[Written problem] Copy, from the entries below, each line where the word "Sykstyńskiej" can be found.

[Stored rows]
=-=-=
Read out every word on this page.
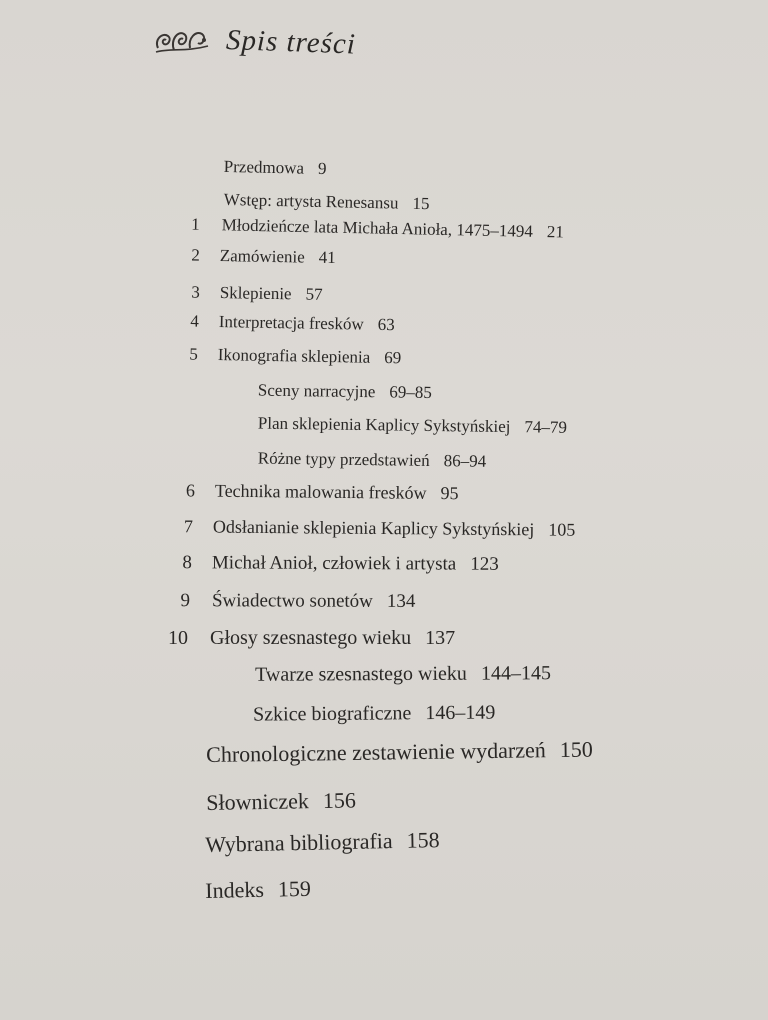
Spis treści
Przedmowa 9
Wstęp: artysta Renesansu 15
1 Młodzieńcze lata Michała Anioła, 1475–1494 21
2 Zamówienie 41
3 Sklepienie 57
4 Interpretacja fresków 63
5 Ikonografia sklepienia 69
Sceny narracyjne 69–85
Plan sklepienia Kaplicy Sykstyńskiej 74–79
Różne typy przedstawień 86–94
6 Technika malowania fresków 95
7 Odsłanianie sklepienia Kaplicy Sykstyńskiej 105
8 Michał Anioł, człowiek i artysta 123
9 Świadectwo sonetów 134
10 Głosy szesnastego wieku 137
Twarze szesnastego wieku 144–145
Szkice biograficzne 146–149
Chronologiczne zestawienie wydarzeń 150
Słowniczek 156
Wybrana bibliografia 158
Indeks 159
=-=-=
[Reply to the exercise]
Plan sklepienia Kaplicy Sykstyńskiej 74–79
7 Odsłanianie sklepienia Kaplicy Sykstyńskiej 105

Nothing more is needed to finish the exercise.